═════ ARTICLE ═════
Les paradoxes des liens du FN français avec le Vlaams Belang
Le partenaire belge officiel du parti d’extrême droite français présidé par Marine Le Pen est le Vlaams Belang. Qui préconise cependant une réduction du territoire national français. Les principaux dirigeants du VB sont aussi directement liés aux dissidents du FN lepéniste et aux indépendantistes bretons. Cela fait désordre.
De droite à gauche : en 1989 au Parlement européen, les eurodéputés Karel Dillen (Vlaams Blok/Belang), Jean-Marie Le Pen (Front national français) et Franz Schönhuber (Die Republikaner, un parti d’extrême droite allemand) – Photo publiée sur www.forumpatriote.org.
Fin décembre, dans le Knack, Marine Le Pen a fait savoir que désormais son partenaire belge officiel est le Vlaams Belang (VB). Ce parti a été fondé en 1978 sous le nom de Vlaams Blok, autour de Karel Dillen, un vieux nostalgique de l’Europe ethnique allemande. La présidente du Front national français a défendu dans les colonnes de l’hebdomadaire flamand le « nationalisme völkisch » du VB. Cette nouvelle alliance franco-flamande est cependant paradoxale. A deux niveaux.
- Premier niveau
Le FN d’outre-Quiévrain est un parti nationaliste de type « jacobin ». C’est le « nationalisme d’Etat » qui constitue la base de son programme géostratégique. Le Front national préconise l’unité de la France et combat toutes les revendications régionalistes. Pour lui, les Corses, les Bretons, les Basques… et les Flamands du nord de la France sont des Français. Le parti frontiste reste adepte de la « loi du sol ».Pour sa part, son partenaire belge flamand défend un « nationalisme pan-néerlandais » sur une base ethnique s’arc-boutant sur la « loi du sang ». Pour le Vlaams Belang, la Flandre belge doit gagner son autonomie en créant un Etat indépendant avec les Pays-Bas, mais également avec la Flandre… française. Soit en réduisant l’« espace vital » de la France. Un scénario combattu totalement par le Front national de Marine Le Pen.
═════ DONNÉES ═════
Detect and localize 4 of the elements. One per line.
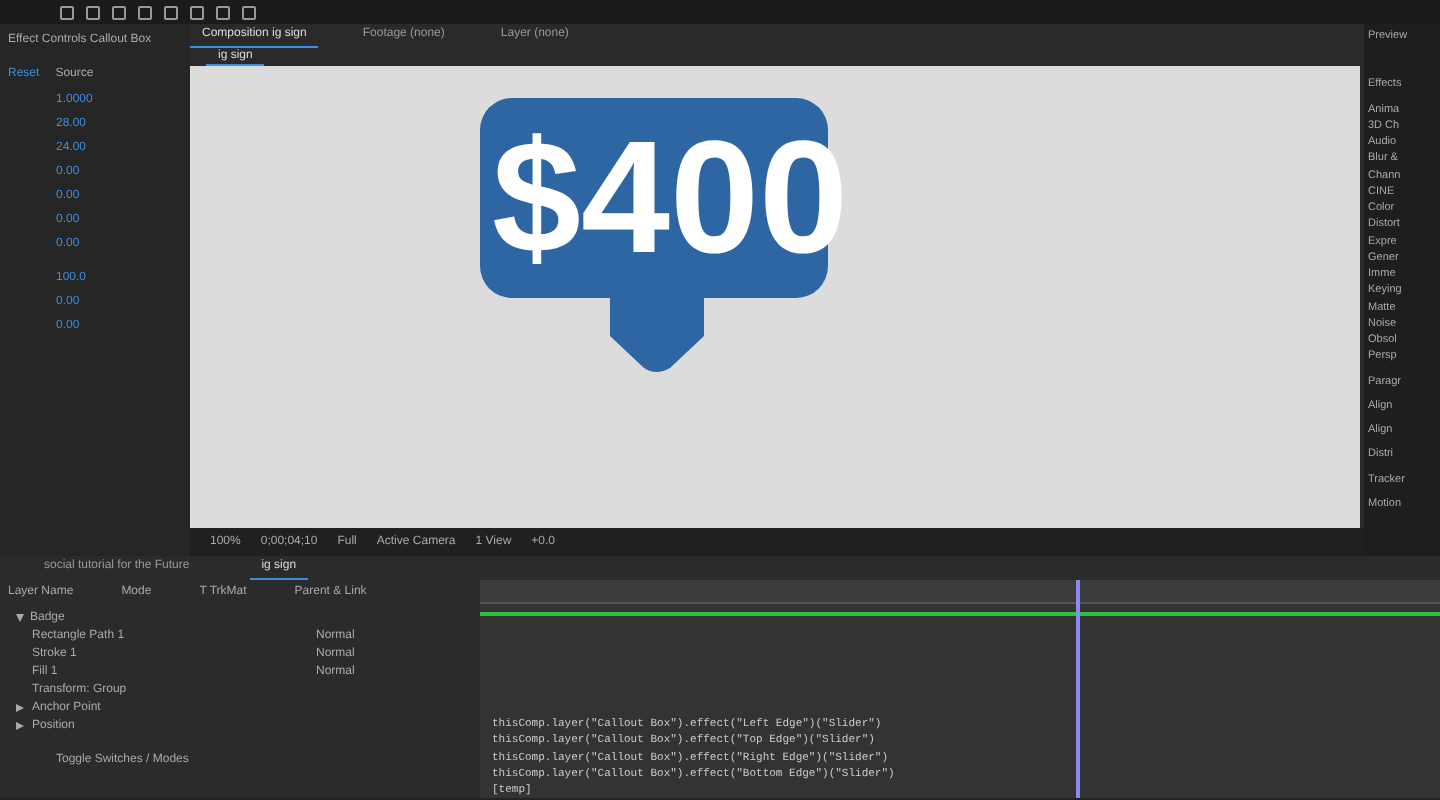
disclosure-triangle[interactable] bbox=[16, 722, 24, 730]
disclosure-triangle[interactable] bbox=[16, 704, 24, 712]
playhead[interactable] bbox=[1075, 580, 1080, 799]
disclosure-triangle[interactable] bbox=[16, 614, 24, 622]
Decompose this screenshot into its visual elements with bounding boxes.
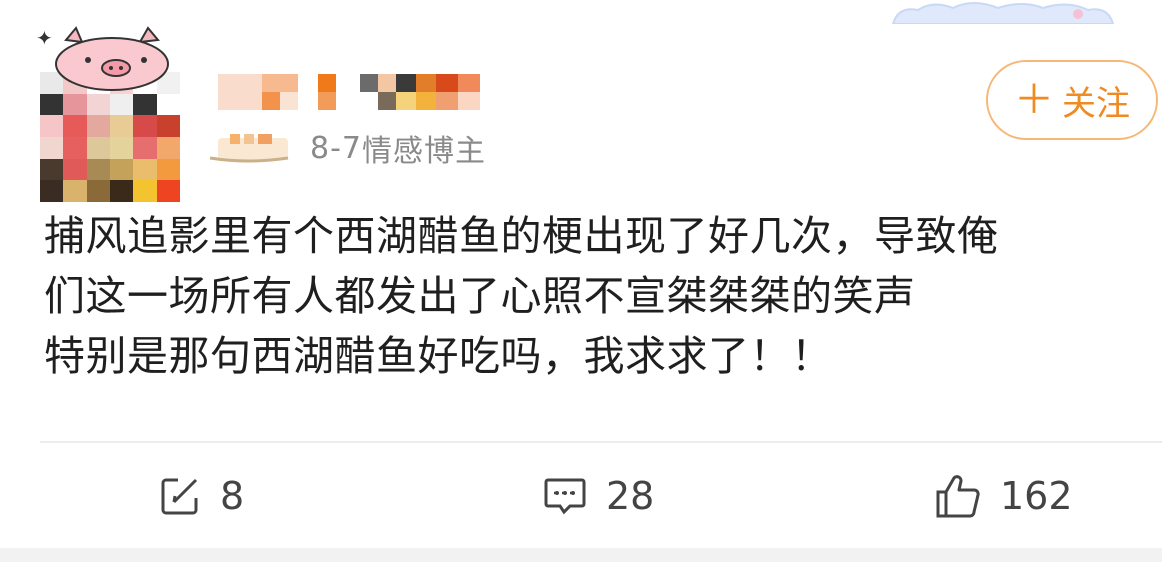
fan-badge-icon [209,134,289,163]
pig-sticker-icon [55,26,169,91]
post-date: 8-7 [310,130,362,166]
divider [40,441,1162,443]
follow-button[interactable]: ＋ 关注 [986,60,1158,140]
cloud-decoration-icon [891,2,1115,24]
thumbs-up-icon [936,475,980,518]
post-text: 捕风追影里有个西湖醋鱼的梗出现了好几次，导致俺 们这一场所有人都发出了心照不宣桀… [44,206,1144,386]
repost-button[interactable]: 8 [158,468,244,524]
username-pixelated[interactable] [218,74,484,110]
edit-share-icon [161,478,198,515]
comment-button[interactable]: 28 [542,468,654,524]
like-count: 162 [1000,474,1073,518]
comment-count: 28 [606,474,655,518]
post-text-line: 们这一场所有人都发出了心照不宣桀桀桀的笑声 [44,272,916,320]
sparkle-icon: ✦ [36,26,53,50]
post-text-line: 特别是那句西湖醋鱼好吃吗，我求求了！！ [44,332,833,380]
follow-label: 关注 [1062,83,1130,124]
avatar[interactable]: ✦ [36,26,184,202]
post-text-line: 捕风追影里有个西湖醋鱼的梗出现了好几次，导致俺 [44,212,999,260]
like-button[interactable]: 162 [934,468,1073,524]
plus-icon: ＋ [1014,77,1054,123]
bottom-separator [0,548,1162,562]
comment-bubble-icon [544,478,586,515]
author-tag: 情感博主 [362,134,486,169]
repost-count: 8 [220,474,245,518]
post-meta: 8-7 情感博主 [208,128,486,169]
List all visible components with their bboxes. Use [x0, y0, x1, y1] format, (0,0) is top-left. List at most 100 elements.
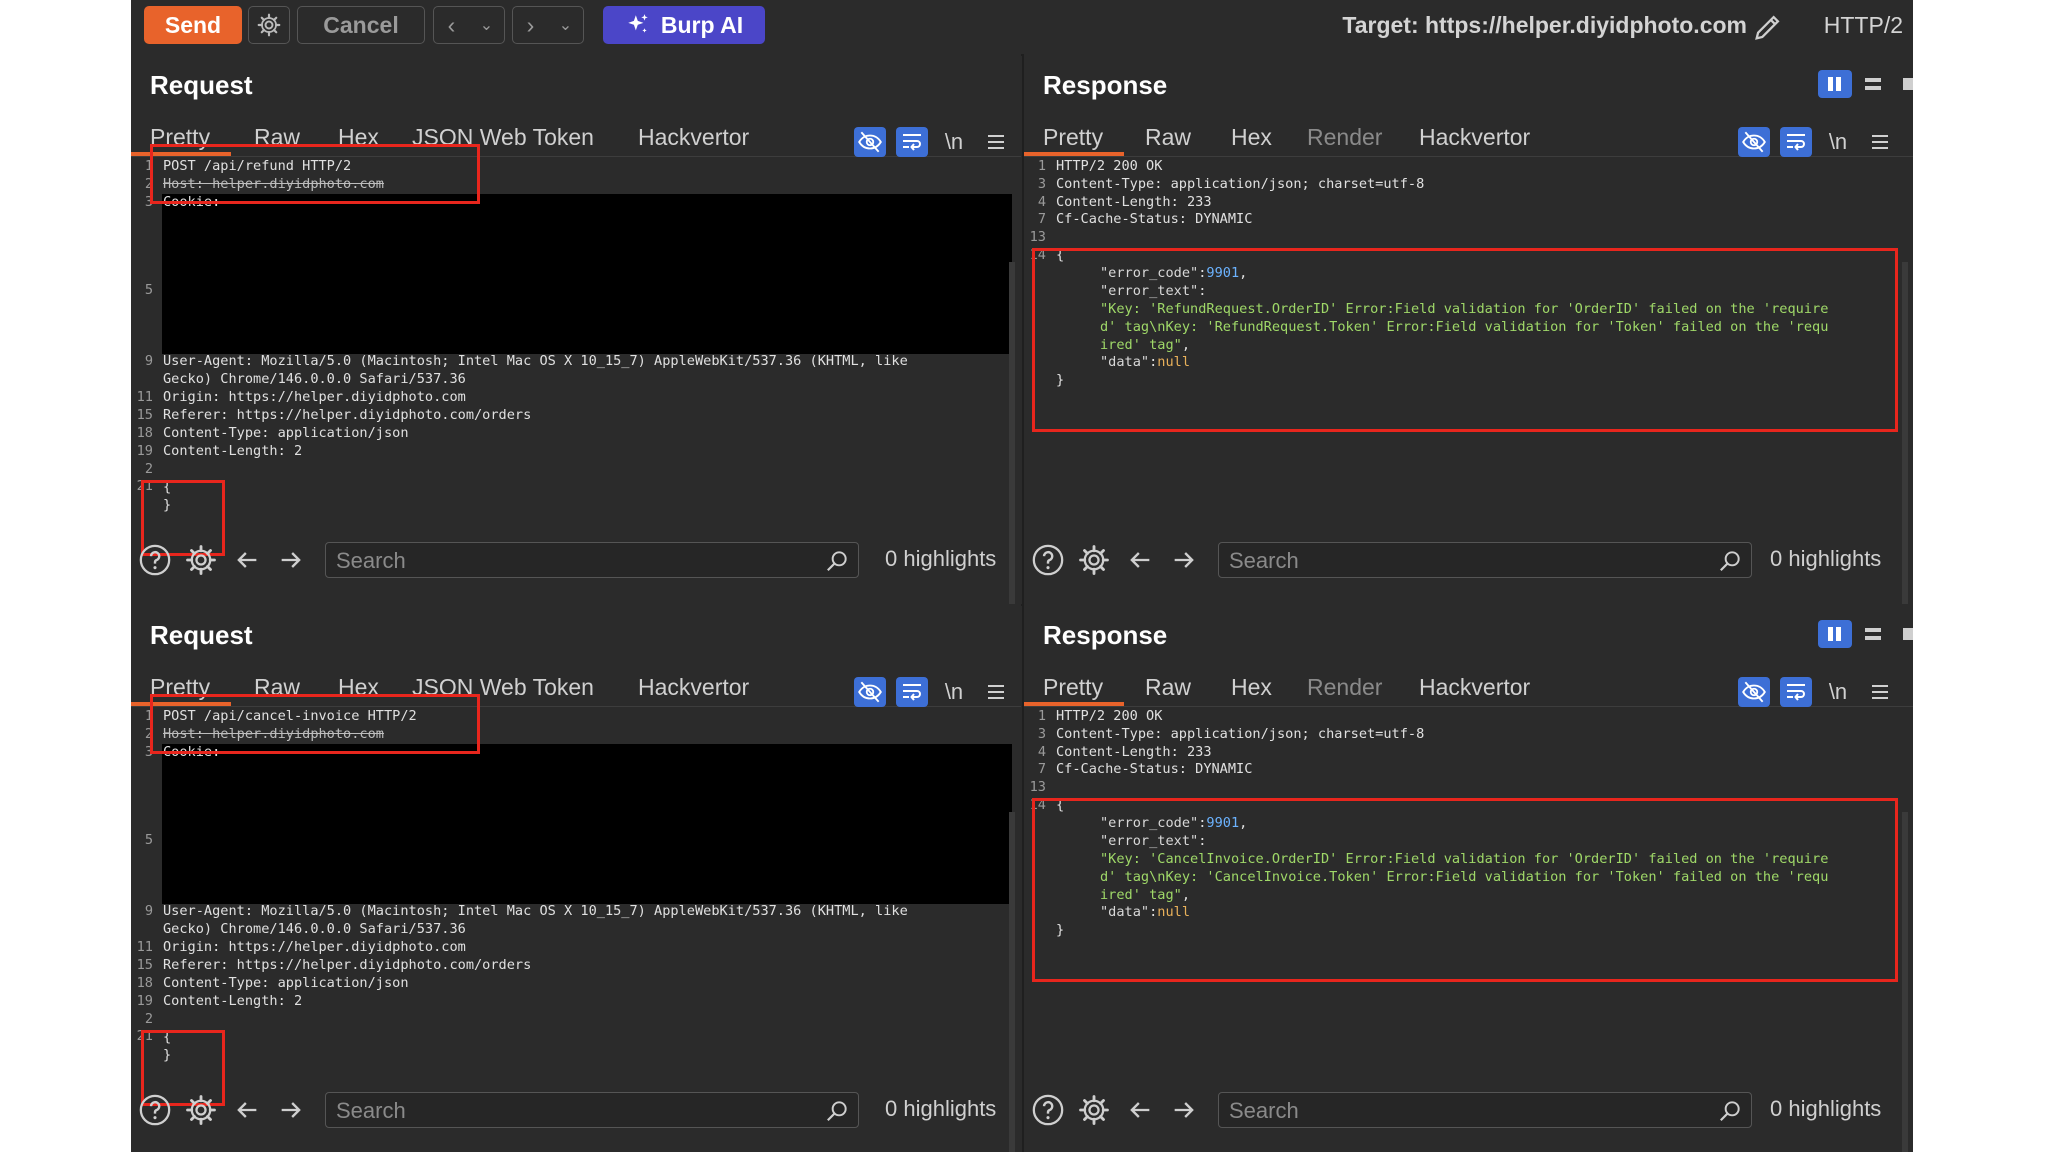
═════
[CONSIGNE A] Citez intégralement l'article sur les liens entre le FN et le Vlaams Belang, sans rien y modifier.
[CONSIGNE B] Dans les enregistrements, reproduisez à l'identique la partie qui s'ouvre sur la ligne contenant « Decompose this screenshot » et se ferme sur la ligne contenant « cloud-decoration-icon [891,2,1115,24] », ces deux lignes comprises, en omettant les images.

[SOLUTION DÉTAILLÉE A]
Les paradoxes des liens du FN français avec le Vlaams Belang
Le partenaire belge officiel du parti d’extrême droite français présidé par Marine Le Pen est le Vlaams Belang. Qui préconise cependant une réduction du territoire national français. Les principaux dirigeants du VB sont aussi directement liés aux dissidents du FN lepéniste et aux indépendantistes bretons. Cela fait désordre.
De droite à gauche : en 1989 au Parlement européen, les eurodéputés Karel Dillen (Vlaams Blok/Belang), Jean-Marie Le Pen (Front national français) et Franz Schönhuber (Die Republikaner, un parti d’extrême droite allemand) – Photo publiée sur www.forumpatriote.org.
Fin décembre, dans le Knack, Marine Le Pen a fait savoir que désormais son partenaire belge officiel est le Vlaams Belang (VB). Ce parti a été fondé en 1978 sous le nom de Vlaams Blok, autour de Karel Dillen, un vieux nostalgique de l’Europe ethnique allemande. La présidente du Front national français a défendu dans les colonnes de l’hebdomadaire flamand le « nationalisme völkisch » du VB. Cette nouvelle alliance franco-flamande est cependant paradoxale. A deux niveaux.
- Premier niveau
Le FN d’outre-Quiévrain est un parti nationaliste de type « jacobin ». C’est le « nationalisme d’Etat » qui constitue la base de son programme géostratégique. Le Front national préconise l’unité de la France et combat toutes les revendications régionalistes. Pour lui, les Corses, les Bretons, les Basques… et les Flamands du nord de la France sont des Français. Le parti frontiste reste adepte de la « loi du sol ».Pour sa part, son partenaire belge flamand défend un « nationalisme pan-néerlandais » sur une base ethnique s’arc-boutant sur la « loi du sang ». Pour le Vlaams Belang, la Flandre belge doit gagner son autonomie en créant un Etat indépendant avec les Pays-Bas, mais également avec la Flandre… française. Soit en réduisant l’« espace vital » de la France. Un scénario combattu totalement par le Front national de Marine Le Pen.

[SOLUTION DÉTAILLÉE B]
Decompose this screenshot into its visual elements with bounding boxes.
fan-badge-icon [209,134,289,163]
pig-sticker-icon [55,26,169,91]
post-date: 8-7 [310,130,362,166]
divider [40,441,1162,443]
follow-button[interactable]: ＋ 关注 [986,60,1158,140]
cloud-decoration-icon [891,2,1115,24]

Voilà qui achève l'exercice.